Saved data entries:
════════════════
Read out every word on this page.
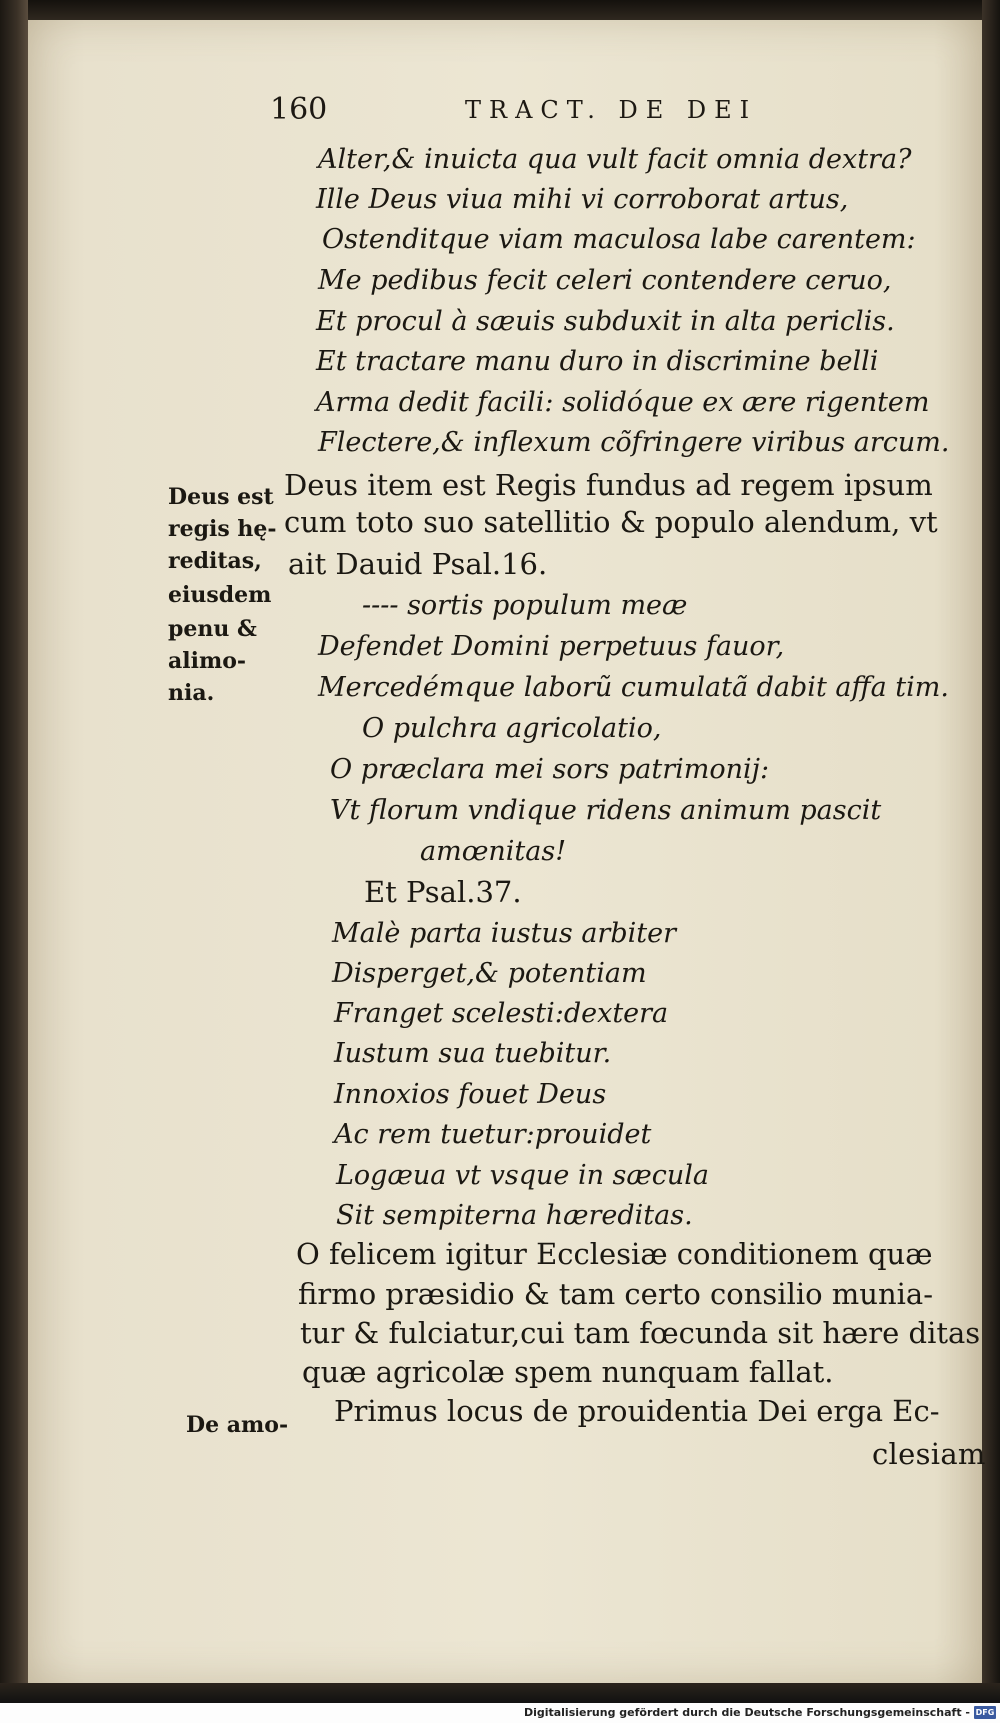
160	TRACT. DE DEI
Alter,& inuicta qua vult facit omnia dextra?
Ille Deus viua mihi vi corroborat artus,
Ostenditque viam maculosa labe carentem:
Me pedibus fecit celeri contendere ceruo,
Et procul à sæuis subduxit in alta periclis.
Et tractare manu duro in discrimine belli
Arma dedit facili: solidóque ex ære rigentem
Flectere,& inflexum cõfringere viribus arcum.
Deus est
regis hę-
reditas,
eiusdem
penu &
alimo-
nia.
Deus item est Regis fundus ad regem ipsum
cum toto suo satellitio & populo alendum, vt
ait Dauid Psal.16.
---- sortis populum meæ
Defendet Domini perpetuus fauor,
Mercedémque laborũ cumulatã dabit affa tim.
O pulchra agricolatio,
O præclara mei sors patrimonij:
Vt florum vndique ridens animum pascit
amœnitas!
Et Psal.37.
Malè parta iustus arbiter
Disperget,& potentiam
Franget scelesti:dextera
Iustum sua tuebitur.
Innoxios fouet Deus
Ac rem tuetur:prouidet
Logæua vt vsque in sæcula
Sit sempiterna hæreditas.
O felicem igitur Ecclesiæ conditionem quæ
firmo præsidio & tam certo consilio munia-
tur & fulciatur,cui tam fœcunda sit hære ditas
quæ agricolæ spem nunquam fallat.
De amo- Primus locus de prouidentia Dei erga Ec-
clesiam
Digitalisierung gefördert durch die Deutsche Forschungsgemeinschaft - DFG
════════════════
Exercise directions: Every line above should be repeated exactly; pictures stay out of the copy.

Result of this exercise:
Read out every word on this page.
160	TRACT. DE DEI
Alter,& inuicta qua vult facit omnia dextra?
Ille Deus viua mihi vi corroborat artus,
Ostenditque viam maculosa labe carentem:
Me pedibus fecit celeri contendere ceruo,
Et procul à sæuis subduxit in alta periclis.
Et tractare manu duro in discrimine belli
Arma dedit facili: solidóque ex ære rigentem
Flectere,& inflexum cõfringere viribus arcum.
Deus est
regis hę-
reditas,
eiusdem
penu &
alimo-
nia.
Deus item est Regis fundus ad regem ipsum
cum toto suo satellitio & populo alendum, vt
ait Dauid Psal.16.
---- sortis populum meæ
Defendet Domini perpetuus fauor,
Mercedémque laborũ cumulatã dabit affa tim.
O pulchra agricolatio,
O præclara mei sors patrimonij:
Vt florum vndique ridens animum pascit
amœnitas!
Et Psal.37.
Malè parta iustus arbiter
Disperget,& potentiam
Franget scelesti:dextera
Iustum sua tuebitur.
Innoxios fouet Deus
Ac rem tuetur:prouidet
Logæua vt vsque in sæcula
Sit sempiterna hæreditas.
O felicem igitur Ecclesiæ conditionem quæ
firmo præsidio & tam certo consilio munia-
tur & fulciatur,cui tam fœcunda sit hære ditas
quæ agricolæ spem nunquam fallat.
De amo- Primus locus de prouidentia Dei erga Ec-
clesiam
Digitalisierung gefördert durch die Deutsche Forschungsgemeinschaft - DFG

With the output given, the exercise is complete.